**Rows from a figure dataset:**
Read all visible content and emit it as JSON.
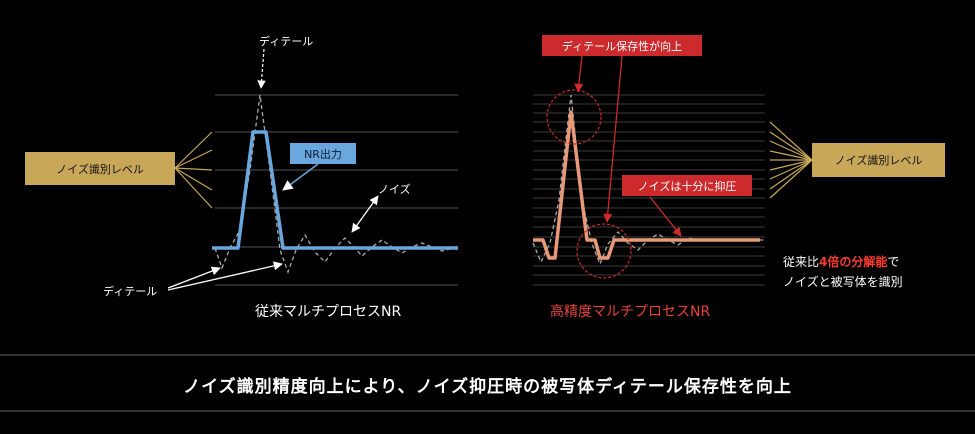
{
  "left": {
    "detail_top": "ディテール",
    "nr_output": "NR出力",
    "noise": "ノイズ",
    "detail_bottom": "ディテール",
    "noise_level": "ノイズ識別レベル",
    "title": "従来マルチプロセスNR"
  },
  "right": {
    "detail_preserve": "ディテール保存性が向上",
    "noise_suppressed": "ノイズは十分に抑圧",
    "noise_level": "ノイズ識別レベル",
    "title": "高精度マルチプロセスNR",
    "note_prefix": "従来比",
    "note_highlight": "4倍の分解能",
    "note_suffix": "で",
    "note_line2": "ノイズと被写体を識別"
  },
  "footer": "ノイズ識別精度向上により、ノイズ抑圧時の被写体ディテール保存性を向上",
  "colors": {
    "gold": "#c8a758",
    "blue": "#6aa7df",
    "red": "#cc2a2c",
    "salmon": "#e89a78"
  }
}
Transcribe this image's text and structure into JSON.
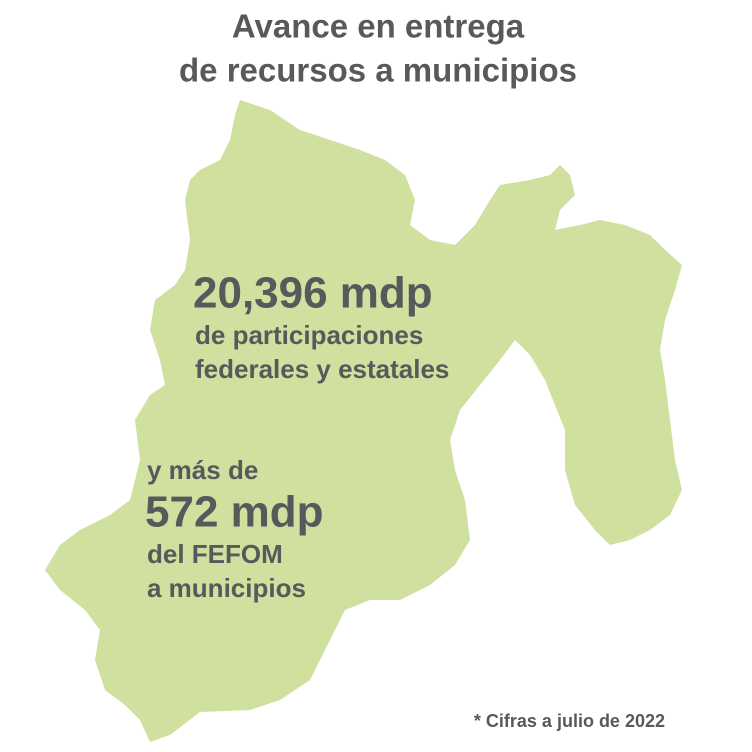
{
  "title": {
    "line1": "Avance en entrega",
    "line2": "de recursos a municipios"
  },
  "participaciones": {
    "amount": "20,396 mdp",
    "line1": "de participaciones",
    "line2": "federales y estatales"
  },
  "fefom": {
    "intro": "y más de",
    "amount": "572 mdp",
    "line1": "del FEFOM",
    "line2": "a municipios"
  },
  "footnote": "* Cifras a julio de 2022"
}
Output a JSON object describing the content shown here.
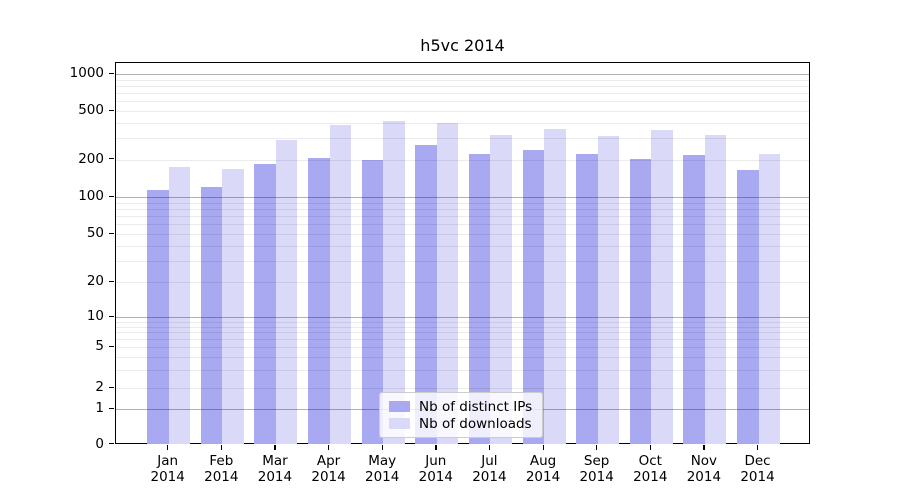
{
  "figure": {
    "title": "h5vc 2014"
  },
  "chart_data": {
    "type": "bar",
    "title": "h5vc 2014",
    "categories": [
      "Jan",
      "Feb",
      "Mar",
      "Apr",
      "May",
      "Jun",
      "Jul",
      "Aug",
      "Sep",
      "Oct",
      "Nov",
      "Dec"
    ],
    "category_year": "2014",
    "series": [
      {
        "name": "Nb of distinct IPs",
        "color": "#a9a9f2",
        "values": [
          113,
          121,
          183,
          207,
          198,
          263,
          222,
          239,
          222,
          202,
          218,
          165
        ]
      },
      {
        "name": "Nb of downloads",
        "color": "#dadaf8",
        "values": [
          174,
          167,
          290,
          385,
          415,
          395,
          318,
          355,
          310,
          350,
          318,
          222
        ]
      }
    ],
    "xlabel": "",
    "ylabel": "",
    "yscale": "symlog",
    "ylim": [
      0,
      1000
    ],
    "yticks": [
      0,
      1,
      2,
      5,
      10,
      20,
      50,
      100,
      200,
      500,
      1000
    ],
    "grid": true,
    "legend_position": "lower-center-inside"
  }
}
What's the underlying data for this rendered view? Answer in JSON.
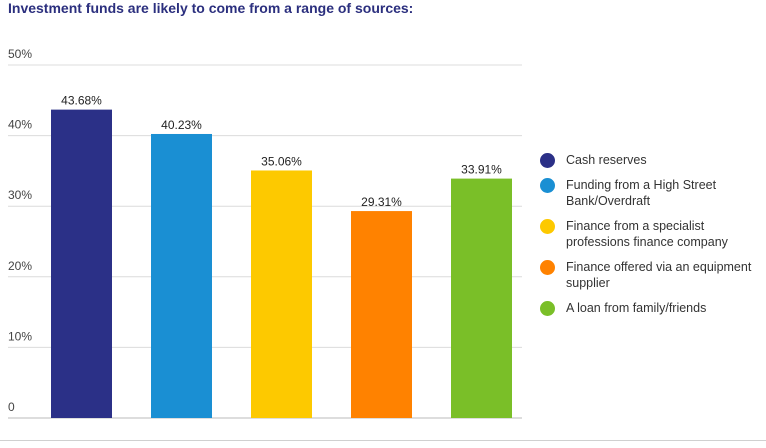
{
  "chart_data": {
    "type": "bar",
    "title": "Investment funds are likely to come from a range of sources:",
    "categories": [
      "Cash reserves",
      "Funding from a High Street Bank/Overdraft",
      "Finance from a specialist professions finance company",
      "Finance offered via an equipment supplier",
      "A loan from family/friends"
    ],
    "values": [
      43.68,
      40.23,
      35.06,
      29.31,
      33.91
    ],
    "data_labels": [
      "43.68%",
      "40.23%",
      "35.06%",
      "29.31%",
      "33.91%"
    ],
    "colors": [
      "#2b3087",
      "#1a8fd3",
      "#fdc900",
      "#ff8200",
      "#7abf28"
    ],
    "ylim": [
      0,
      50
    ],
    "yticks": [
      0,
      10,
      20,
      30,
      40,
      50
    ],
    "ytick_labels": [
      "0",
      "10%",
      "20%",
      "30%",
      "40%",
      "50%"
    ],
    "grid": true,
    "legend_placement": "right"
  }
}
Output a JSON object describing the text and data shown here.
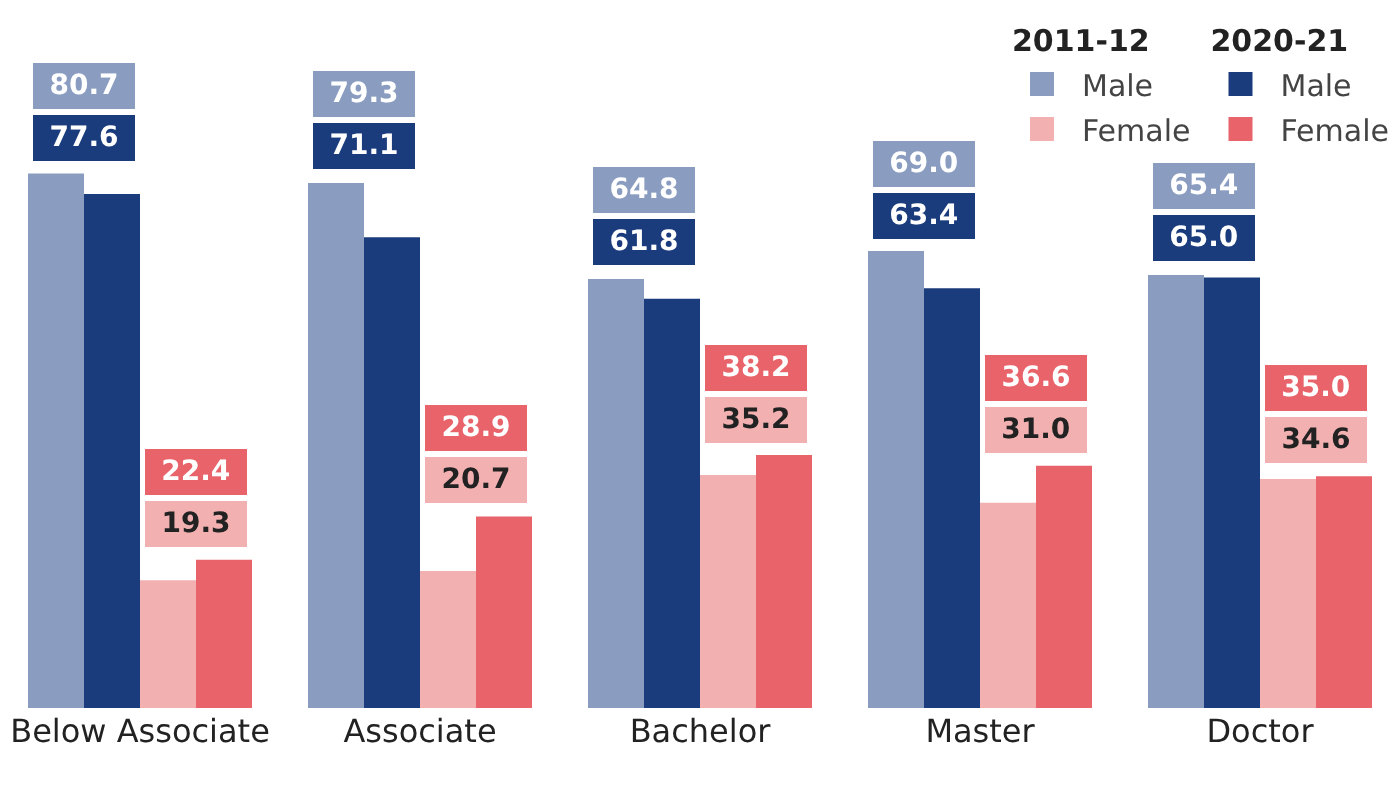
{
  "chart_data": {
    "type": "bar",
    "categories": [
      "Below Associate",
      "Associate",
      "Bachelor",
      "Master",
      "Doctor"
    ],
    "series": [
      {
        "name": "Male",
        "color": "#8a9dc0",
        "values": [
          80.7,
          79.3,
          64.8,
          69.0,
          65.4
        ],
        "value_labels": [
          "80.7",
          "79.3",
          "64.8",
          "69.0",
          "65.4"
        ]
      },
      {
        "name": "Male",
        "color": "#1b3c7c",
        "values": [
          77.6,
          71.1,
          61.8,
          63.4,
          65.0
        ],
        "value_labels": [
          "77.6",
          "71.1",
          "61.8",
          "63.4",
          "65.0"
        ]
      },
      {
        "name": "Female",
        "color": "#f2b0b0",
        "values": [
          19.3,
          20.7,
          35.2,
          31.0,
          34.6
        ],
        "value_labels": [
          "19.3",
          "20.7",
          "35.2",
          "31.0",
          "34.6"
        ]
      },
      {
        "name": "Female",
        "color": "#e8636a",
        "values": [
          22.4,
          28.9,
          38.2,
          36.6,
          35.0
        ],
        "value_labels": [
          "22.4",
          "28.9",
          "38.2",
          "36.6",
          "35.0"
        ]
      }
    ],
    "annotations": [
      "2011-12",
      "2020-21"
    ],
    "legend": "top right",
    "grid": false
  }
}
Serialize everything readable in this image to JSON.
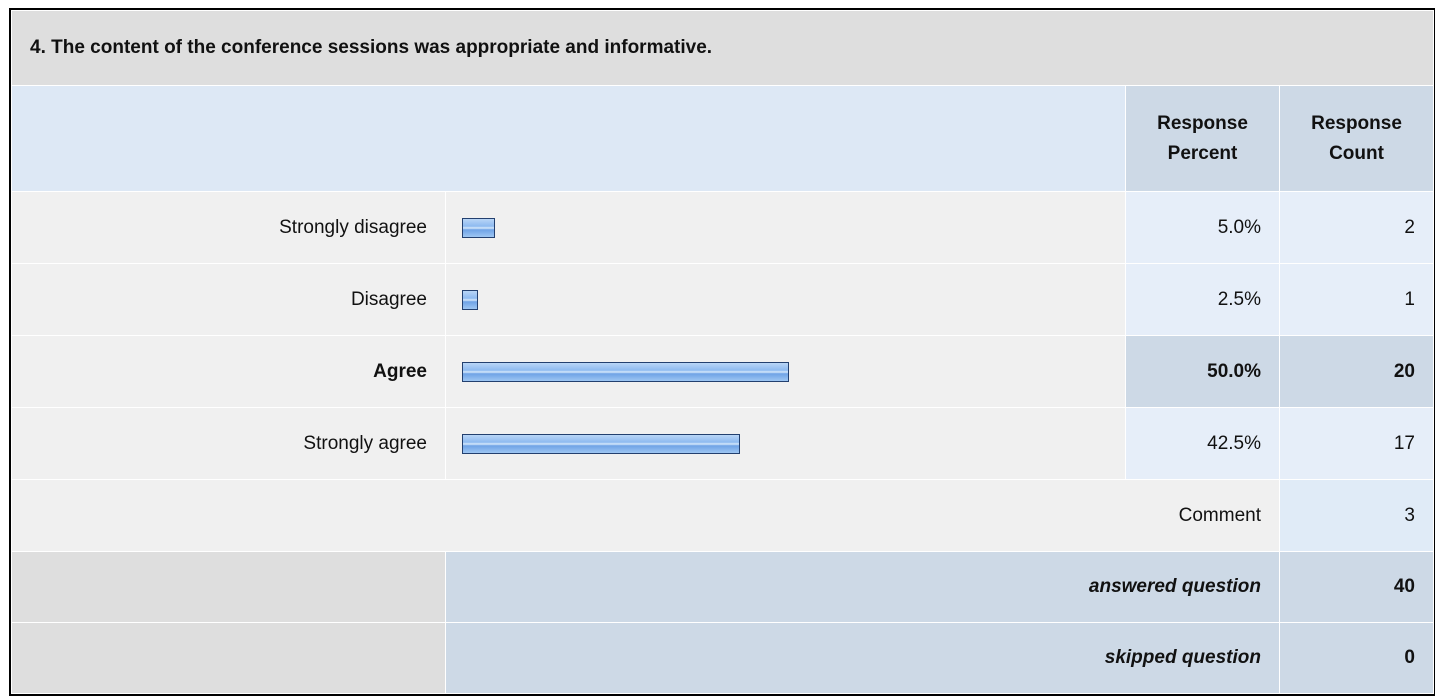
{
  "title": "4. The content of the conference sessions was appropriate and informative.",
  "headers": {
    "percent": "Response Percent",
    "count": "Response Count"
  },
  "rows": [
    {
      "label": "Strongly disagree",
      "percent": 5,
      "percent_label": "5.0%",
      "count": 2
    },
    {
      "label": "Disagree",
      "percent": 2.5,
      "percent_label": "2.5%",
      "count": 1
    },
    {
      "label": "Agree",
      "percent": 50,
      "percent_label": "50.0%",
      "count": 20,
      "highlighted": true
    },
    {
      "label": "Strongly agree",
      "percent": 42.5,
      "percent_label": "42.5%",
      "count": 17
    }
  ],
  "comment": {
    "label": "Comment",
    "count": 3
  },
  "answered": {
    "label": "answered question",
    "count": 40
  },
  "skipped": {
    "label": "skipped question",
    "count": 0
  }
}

**TASK TO CARRY OUT:**
Drop the images and repeat the data exactly.

**SOLUTION TO THE PROBLEM:**
Read all visible content and emit it as JSON.
{
  "left": {
    "detail_top": "ディテール",
    "nr_output": "NR出力",
    "noise": "ノイズ",
    "detail_bottom": "ディテール",
    "noise_level": "ノイズ識別レベル",
    "title": "従来マルチプロセスNR"
  },
  "right": {
    "detail_preserve": "ディテール保存性が向上",
    "noise_suppressed": "ノイズは十分に抑圧",
    "noise_level": "ノイズ識別レベル",
    "title": "高精度マルチプロセスNR",
    "note_prefix": "従来比",
    "note_highlight": "4倍の分解能",
    "note_suffix": "で",
    "note_line2": "ノイズと被写体を識別"
  },
  "footer": "ノイズ識別精度向上により、ノイズ抑圧時の被写体ディテール保存性を向上",
  "colors": {
    "gold": "#c8a758",
    "blue": "#6aa7df",
    "red": "#cc2a2c",
    "salmon": "#e89a78"
  }
}
Transcribe this image's text and structure into JSON.
{
  "title": {
    "line1": "Avance en entrega",
    "line2": "de recursos a municipios"
  },
  "participaciones": {
    "amount": "20,396 mdp",
    "line1": "de participaciones",
    "line2": "federales y estatales"
  },
  "fefom": {
    "intro": "y más de",
    "amount": "572 mdp",
    "line1": "del FEFOM",
    "line2": "a municipios"
  },
  "footnote": "* Cifras a julio de 2022"
}
Output a JSON object describing the content shown here.
{
  "figure": {
    "title": "h5vc 2014"
  },
  "chart_data": {
    "type": "bar",
    "title": "h5vc 2014",
    "categories": [
      "Jan",
      "Feb",
      "Mar",
      "Apr",
      "May",
      "Jun",
      "Jul",
      "Aug",
      "Sep",
      "Oct",
      "Nov",
      "Dec"
    ],
    "category_year": "2014",
    "series": [
      {
        "name": "Nb of distinct IPs",
        "color": "#a9a9f2",
        "values": [
          113,
          121,
          183,
          207,
          198,
          263,
          222,
          239,
          222,
          202,
          218,
          165
        ]
      },
      {
        "name": "Nb of downloads",
        "color": "#dadaf8",
        "values": [
          174,
          167,
          290,
          385,
          415,
          395,
          318,
          355,
          310,
          350,
          318,
          222
        ]
      }
    ],
    "xlabel": "",
    "ylabel": "",
    "yscale": "symlog",
    "ylim": [
      0,
      1000
    ],
    "yticks": [
      0,
      1,
      2,
      5,
      10,
      20,
      50,
      100,
      200,
      500,
      1000
    ],
    "grid": true,
    "legend_position": "lower-center-inside"
  }
}
What's the underlying data for this rendered view? Answer in JSON.
{
  "chart_data": {
    "type": "bar",
    "title": "Investment funds are likely to come from a range of sources:",
    "categories": [
      "Cash reserves",
      "Funding from a High Street Bank/Overdraft",
      "Finance from a specialist professions finance company",
      "Finance offered via an equipment supplier",
      "A loan from family/friends"
    ],
    "values": [
      43.68,
      40.23,
      35.06,
      29.31,
      33.91
    ],
    "data_labels": [
      "43.68%",
      "40.23%",
      "35.06%",
      "29.31%",
      "33.91%"
    ],
    "colors": [
      "#2b3087",
      "#1a8fd3",
      "#fdc900",
      "#ff8200",
      "#7abf28"
    ],
    "ylim": [
      0,
      50
    ],
    "yticks": [
      0,
      10,
      20,
      30,
      40,
      50
    ],
    "ytick_labels": [
      "0",
      "10%",
      "20%",
      "30%",
      "40%",
      "50%"
    ],
    "grid": true,
    "legend_placement": "right"
  }
}
Output a JSON object describing the text and data shown here.
{
  "chart_data": {
    "type": "bar",
    "categories": [
      "Below Associate",
      "Associate",
      "Bachelor",
      "Master",
      "Doctor"
    ],
    "series": [
      {
        "name": "Male",
        "color": "#8a9dc0",
        "values": [
          80.7,
          79.3,
          64.8,
          69.0,
          65.4
        ],
        "value_labels": [
          "80.7",
          "79.3",
          "64.8",
          "69.0",
          "65.4"
        ]
      },
      {
        "name": "Male",
        "color": "#1b3c7c",
        "values": [
          77.6,
          71.1,
          61.8,
          63.4,
          65.0
        ],
        "value_labels": [
          "77.6",
          "71.1",
          "61.8",
          "63.4",
          "65.0"
        ]
      },
      {
        "name": "Female",
        "color": "#f2b0b0",
        "values": [
          19.3,
          20.7,
          35.2,
          31.0,
          34.6
        ],
        "value_labels": [
          "19.3",
          "20.7",
          "35.2",
          "31.0",
          "34.6"
        ]
      },
      {
        "name": "Female",
        "color": "#e8636a",
        "values": [
          22.4,
          28.9,
          38.2,
          36.6,
          35.0
        ],
        "value_labels": [
          "22.4",
          "28.9",
          "38.2",
          "36.6",
          "35.0"
        ]
      }
    ],
    "annotations": [
      "2011-12",
      "2020-21"
    ],
    "legend": "top right",
    "grid": false
  }
}
Serialize everything readable in this image to JSON.
{
  "title": "4. The content of the conference sessions was appropriate and informative.",
  "headers": {
    "percent": "Response Percent",
    "count": "Response Count"
  },
  "rows": [
    {
      "label": "Strongly disagree",
      "percent": 5,
      "percent_label": "5.0%",
      "count": 2
    },
    {
      "label": "Disagree",
      "percent": 2.5,
      "percent_label": "2.5%",
      "count": 1
    },
    {
      "label": "Agree",
      "percent": 50,
      "percent_label": "50.0%",
      "count": 20,
      "highlighted": true
    },
    {
      "label": "Strongly agree",
      "percent": 42.5,
      "percent_label": "42.5%",
      "count": 17
    }
  ],
  "comment": {
    "label": "Comment",
    "count": 3
  },
  "answered": {
    "label": "answered question",
    "count": 40
  },
  "skipped": {
    "label": "skipped question",
    "count": 0
  }
}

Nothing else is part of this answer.